Reproduce all of the listing below without alteration.

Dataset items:
◇ ◇ ◇ ◇ ◇

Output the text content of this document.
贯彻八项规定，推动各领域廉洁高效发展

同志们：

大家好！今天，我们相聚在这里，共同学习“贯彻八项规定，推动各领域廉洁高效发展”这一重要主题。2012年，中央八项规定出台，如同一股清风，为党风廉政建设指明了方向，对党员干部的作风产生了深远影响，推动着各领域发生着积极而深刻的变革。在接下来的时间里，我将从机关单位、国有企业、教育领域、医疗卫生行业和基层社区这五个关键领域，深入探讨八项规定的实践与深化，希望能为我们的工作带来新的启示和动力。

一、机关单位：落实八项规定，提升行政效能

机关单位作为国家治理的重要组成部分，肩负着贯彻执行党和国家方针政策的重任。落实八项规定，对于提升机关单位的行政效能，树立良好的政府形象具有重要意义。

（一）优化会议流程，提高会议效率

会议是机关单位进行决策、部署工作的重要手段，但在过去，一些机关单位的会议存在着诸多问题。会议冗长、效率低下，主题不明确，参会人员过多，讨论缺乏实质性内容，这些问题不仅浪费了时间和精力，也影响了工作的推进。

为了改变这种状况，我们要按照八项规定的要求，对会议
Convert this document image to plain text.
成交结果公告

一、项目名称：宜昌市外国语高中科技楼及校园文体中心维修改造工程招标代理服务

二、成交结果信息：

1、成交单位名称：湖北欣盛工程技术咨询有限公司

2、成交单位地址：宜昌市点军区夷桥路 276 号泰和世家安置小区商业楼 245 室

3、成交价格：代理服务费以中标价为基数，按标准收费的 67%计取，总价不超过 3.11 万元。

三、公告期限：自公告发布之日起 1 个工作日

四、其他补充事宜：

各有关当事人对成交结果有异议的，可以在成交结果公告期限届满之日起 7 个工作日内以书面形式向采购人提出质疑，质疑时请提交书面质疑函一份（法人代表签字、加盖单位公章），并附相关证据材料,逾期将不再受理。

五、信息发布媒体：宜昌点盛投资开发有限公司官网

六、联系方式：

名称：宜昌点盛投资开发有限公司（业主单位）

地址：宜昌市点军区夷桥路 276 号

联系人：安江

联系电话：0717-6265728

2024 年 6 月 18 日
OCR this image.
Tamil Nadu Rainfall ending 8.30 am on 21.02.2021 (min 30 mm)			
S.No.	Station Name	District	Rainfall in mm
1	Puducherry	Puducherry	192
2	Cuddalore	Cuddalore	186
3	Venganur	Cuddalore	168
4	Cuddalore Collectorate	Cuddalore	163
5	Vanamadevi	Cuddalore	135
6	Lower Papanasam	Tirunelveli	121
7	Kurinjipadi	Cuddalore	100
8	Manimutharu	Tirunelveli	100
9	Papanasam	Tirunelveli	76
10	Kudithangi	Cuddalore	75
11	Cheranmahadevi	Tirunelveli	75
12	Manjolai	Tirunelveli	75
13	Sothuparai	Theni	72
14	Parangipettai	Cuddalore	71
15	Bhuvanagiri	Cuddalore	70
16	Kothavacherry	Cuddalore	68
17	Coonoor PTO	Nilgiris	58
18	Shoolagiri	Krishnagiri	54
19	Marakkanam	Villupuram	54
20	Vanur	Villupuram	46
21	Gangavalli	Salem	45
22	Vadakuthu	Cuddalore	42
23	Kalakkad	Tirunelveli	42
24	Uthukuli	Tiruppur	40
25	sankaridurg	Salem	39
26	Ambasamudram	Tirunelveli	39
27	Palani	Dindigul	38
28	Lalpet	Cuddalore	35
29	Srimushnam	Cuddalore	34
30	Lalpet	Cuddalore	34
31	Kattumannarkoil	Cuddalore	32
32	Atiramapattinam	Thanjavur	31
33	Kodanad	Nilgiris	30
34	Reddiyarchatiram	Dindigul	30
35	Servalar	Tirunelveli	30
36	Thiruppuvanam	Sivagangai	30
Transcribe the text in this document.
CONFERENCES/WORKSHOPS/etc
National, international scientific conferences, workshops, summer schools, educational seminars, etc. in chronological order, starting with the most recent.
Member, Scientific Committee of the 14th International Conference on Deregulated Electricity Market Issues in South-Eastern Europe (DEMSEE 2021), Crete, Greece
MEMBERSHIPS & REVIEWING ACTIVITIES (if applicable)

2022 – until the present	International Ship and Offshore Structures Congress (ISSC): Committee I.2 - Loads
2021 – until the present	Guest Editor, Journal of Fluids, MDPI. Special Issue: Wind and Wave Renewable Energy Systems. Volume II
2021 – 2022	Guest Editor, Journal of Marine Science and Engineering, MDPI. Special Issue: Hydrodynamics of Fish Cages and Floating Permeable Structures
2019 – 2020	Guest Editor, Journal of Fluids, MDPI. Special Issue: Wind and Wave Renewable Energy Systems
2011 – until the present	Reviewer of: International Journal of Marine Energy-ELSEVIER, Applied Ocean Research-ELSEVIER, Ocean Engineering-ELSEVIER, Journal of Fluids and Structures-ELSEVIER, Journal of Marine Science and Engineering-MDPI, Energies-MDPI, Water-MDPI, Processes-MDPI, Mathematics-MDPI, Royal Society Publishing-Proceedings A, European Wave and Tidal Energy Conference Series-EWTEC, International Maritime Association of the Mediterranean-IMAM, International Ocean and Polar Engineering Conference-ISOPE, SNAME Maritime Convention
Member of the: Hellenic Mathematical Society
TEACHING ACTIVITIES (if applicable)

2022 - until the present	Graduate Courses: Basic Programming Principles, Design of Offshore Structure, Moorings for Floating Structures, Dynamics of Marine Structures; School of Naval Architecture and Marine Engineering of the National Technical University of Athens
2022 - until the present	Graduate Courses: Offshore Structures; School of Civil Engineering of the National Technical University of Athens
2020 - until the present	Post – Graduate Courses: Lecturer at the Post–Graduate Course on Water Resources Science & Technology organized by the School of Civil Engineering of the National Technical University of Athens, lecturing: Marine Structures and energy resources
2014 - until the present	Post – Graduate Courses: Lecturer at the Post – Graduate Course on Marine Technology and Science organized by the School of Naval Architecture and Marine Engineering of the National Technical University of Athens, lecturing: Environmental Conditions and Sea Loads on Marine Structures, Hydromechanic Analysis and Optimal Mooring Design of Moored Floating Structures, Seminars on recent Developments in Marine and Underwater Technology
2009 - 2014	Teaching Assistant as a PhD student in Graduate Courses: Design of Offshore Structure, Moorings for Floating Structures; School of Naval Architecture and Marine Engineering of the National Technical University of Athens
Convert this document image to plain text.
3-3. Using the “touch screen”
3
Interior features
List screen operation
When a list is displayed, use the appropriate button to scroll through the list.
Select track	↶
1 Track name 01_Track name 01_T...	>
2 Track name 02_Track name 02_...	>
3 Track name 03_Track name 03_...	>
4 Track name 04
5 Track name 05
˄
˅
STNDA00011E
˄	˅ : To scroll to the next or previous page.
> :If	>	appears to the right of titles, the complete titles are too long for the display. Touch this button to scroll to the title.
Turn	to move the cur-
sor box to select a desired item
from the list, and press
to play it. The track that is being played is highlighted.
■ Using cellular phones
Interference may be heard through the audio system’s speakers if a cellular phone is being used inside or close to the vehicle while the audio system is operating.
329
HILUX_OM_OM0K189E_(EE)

◇ ◇ ◇ ◇ ◇

Expected answer »
Output the text content of this document.
贯彻八项规定，推动各领域廉洁高效发展

同志们：

大家好！今天，我们相聚在这里，共同学习“贯彻八项规定，推动各领域廉洁高效发展”这一重要主题。2012年，中央八项规定出台，如同一股清风，为党风廉政建设指明了方向，对党员干部的作风产生了深远影响，推动着各领域发生着积极而深刻的变革。在接下来的时间里，我将从机关单位、国有企业、教育领域、医疗卫生行业和基层社区这五个关键领域，深入探讨八项规定的实践与深化，希望能为我们的工作带来新的启示和动力。

一、机关单位：落实八项规定，提升行政效能

机关单位作为国家治理的重要组成部分，肩负着贯彻执行党和国家方针政策的重任。落实八项规定，对于提升机关单位的行政效能，树立良好的政府形象具有重要意义。

（一）优化会议流程，提高会议效率

会议是机关单位进行决策、部署工作的重要手段，但在过去，一些机关单位的会议存在着诸多问题。会议冗长、效率低下，主题不明确，参会人员过多，讨论缺乏实质性内容，这些问题不仅浪费了时间和精力，也影响了工作的推进。

为了改变这种状况，我们要按照八项规定的要求，对会议
Convert this document image to plain text.
成交结果公告

一、项目名称：宜昌市外国语高中科技楼及校园文体中心维修改造工程招标代理服务

二、成交结果信息：

1、成交单位名称：湖北欣盛工程技术咨询有限公司

2、成交单位地址：宜昌市点军区夷桥路 276 号泰和世家安置小区商业楼 245 室

3、成交价格：代理服务费以中标价为基数，按标准收费的 67%计取，总价不超过 3.11 万元。

三、公告期限：自公告发布之日起 1 个工作日

四、其他补充事宜：

各有关当事人对成交结果有异议的，可以在成交结果公告期限届满之日起 7 个工作日内以书面形式向采购人提出质疑，质疑时请提交书面质疑函一份（法人代表签字、加盖单位公章），并附相关证据材料,逾期将不再受理。

五、信息发布媒体：宜昌点盛投资开发有限公司官网

六、联系方式：

名称：宜昌点盛投资开发有限公司（业主单位）

地址：宜昌市点军区夷桥路 276 号

联系人：安江

联系电话：0717-6265728

2024 年 6 月 18 日
OCR this image.
Tamil Nadu Rainfall ending 8.30 am on 21.02.2021 (min 30 mm)			
S.No.	Station Name	District	Rainfall in mm
1	Puducherry	Puducherry	192
2	Cuddalore	Cuddalore	186
3	Venganur	Cuddalore	168
4	Cuddalore Collectorate	Cuddalore	163
5	Vanamadevi	Cuddalore	135
6	Lower Papanasam	Tirunelveli	121
7	Kurinjipadi	Cuddalore	100
8	Manimutharu	Tirunelveli	100
9	Papanasam	Tirunelveli	76
10	Kudithangi	Cuddalore	75
11	Cheranmahadevi	Tirunelveli	75
12	Manjolai	Tirunelveli	75
13	Sothuparai	Theni	72
14	Parangipettai	Cuddalore	71
15	Bhuvanagiri	Cuddalore	70
16	Kothavacherry	Cuddalore	68
17	Coonoor PTO	Nilgiris	58
18	Shoolagiri	Krishnagiri	54
19	Marakkanam	Villupuram	54
20	Vanur	Villupuram	46
21	Gangavalli	Salem	45
22	Vadakuthu	Cuddalore	42
23	Kalakkad	Tirunelveli	42
24	Uthukuli	Tiruppur	40
25	sankaridurg	Salem	39
26	Ambasamudram	Tirunelveli	39
27	Palani	Dindigul	38
28	Lalpet	Cuddalore	35
29	Srimushnam	Cuddalore	34
30	Lalpet	Cuddalore	34
31	Kattumannarkoil	Cuddalore	32
32	Atiramapattinam	Thanjavur	31
33	Kodanad	Nilgiris	30
34	Reddiyarchatiram	Dindigul	30
35	Servalar	Tirunelveli	30
36	Thiruppuvanam	Sivagangai	30
Transcribe the text in this document.
CONFERENCES/WORKSHOPS/etc
National, international scientific conferences, workshops, summer schools, educational seminars, etc. in chronological order, starting with the most recent.
Member, Scientific Committee of the 14th International Conference on Deregulated Electricity Market Issues in South-Eastern Europe (DEMSEE 2021), Crete, Greece
MEMBERSHIPS & REVIEWING ACTIVITIES (if applicable)

2022 – until the present	International Ship and Offshore Structures Congress (ISSC): Committee I.2 - Loads
2021 – until the present	Guest Editor, Journal of Fluids, MDPI. Special Issue: Wind and Wave Renewable Energy Systems. Volume II
2021 – 2022	Guest Editor, Journal of Marine Science and Engineering, MDPI. Special Issue: Hydrodynamics of Fish Cages and Floating Permeable Structures
2019 – 2020	Guest Editor, Journal of Fluids, MDPI. Special Issue: Wind and Wave Renewable Energy Systems
2011 – until the present	Reviewer of: International Journal of Marine Energy-ELSEVIER, Applied Ocean Research-ELSEVIER, Ocean Engineering-ELSEVIER, Journal of Fluids and Structures-ELSEVIER, Journal of Marine Science and Engineering-MDPI, Energies-MDPI, Water-MDPI, Processes-MDPI, Mathematics-MDPI, Royal Society Publishing-Proceedings A, European Wave and Tidal Energy Conference Series-EWTEC, International Maritime Association of the Mediterranean-IMAM, International Ocean and Polar Engineering Conference-ISOPE, SNAME Maritime Convention
Member of the: Hellenic Mathematical Society
TEACHING ACTIVITIES (if applicable)

2022 - until the present	Graduate Courses: Basic Programming Principles, Design of Offshore Structure, Moorings for Floating Structures, Dynamics of Marine Structures; School of Naval Architecture and Marine Engineering of the National Technical University of Athens
2022 - until the present	Graduate Courses: Offshore Structures; School of Civil Engineering of the National Technical University of Athens
2020 - until the present	Post – Graduate Courses: Lecturer at the Post–Graduate Course on Water Resources Science & Technology organized by the School of Civil Engineering of the National Technical University of Athens, lecturing: Marine Structures and energy resources
2014 - until the present	Post – Graduate Courses: Lecturer at the Post – Graduate Course on Marine Technology and Science organized by the School of Naval Architecture and Marine Engineering of the National Technical University of Athens, lecturing: Environmental Conditions and Sea Loads on Marine Structures, Hydromechanic Analysis and Optimal Mooring Design of Moored Floating Structures, Seminars on recent Developments in Marine and Underwater Technology
2009 - 2014	Teaching Assistant as a PhD student in Graduate Courses: Design of Offshore Structure, Moorings for Floating Structures; School of Naval Architecture and Marine Engineering of the National Technical University of Athens
Convert this document image to plain text.
3-3. Using the “touch screen”
3
Interior features
List screen operation
When a list is displayed, use the appropriate button to scroll through the list.
Select track	↶
1 Track name 01_Track name 01_T...	>
2 Track name 02_Track name 02_...	>
3 Track name 03_Track name 03_...	>
4 Track name 04
5 Track name 05
˄
˅
STNDA00011E
˄	˅ : To scroll to the next or previous page.
> :If	>	appears to the right of titles, the complete titles are too long for the display. Touch this button to scroll to the title.
Turn	to move the cur-
sor box to select a desired item
from the list, and press
to play it. The track that is being played is highlighted.
■ Using cellular phones
Interference may be heard through the audio system’s speakers if a cellular phone is being used inside or close to the vehicle while the audio system is operating.
329
HILUX_OM_OM0K189E_(EE)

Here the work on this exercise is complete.